**Given problem:** The records that follow are to be repeated without alteration.

Stored data:
--------------------------------

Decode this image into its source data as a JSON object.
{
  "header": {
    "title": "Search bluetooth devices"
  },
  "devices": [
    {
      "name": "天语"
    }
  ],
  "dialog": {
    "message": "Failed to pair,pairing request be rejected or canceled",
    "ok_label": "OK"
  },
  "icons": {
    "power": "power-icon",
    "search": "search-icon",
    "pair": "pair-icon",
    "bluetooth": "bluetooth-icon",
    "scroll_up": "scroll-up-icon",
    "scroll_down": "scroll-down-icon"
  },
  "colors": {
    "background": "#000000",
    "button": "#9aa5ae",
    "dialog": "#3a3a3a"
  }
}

--------------------------------

**Full output:**
Decode this image into its source data as a JSON object.
{
  "header": {
    "title": "Search bluetooth devices"
  },
  "devices": [
    {
      "name": "天语"
    }
  ],
  "dialog": {
    "message": "Failed to pair,pairing request be rejected or canceled",
    "ok_label": "OK"
  },
  "icons": {
    "power": "power-icon",
    "search": "search-icon",
    "pair": "pair-icon",
    "bluetooth": "bluetooth-icon",
    "scroll_up": "scroll-up-icon",
    "scroll_down": "scroll-down-icon"
  },
  "colors": {
    "background": "#000000",
    "button": "#9aa5ae",
    "dialog": "#3a3a3a"
  }
}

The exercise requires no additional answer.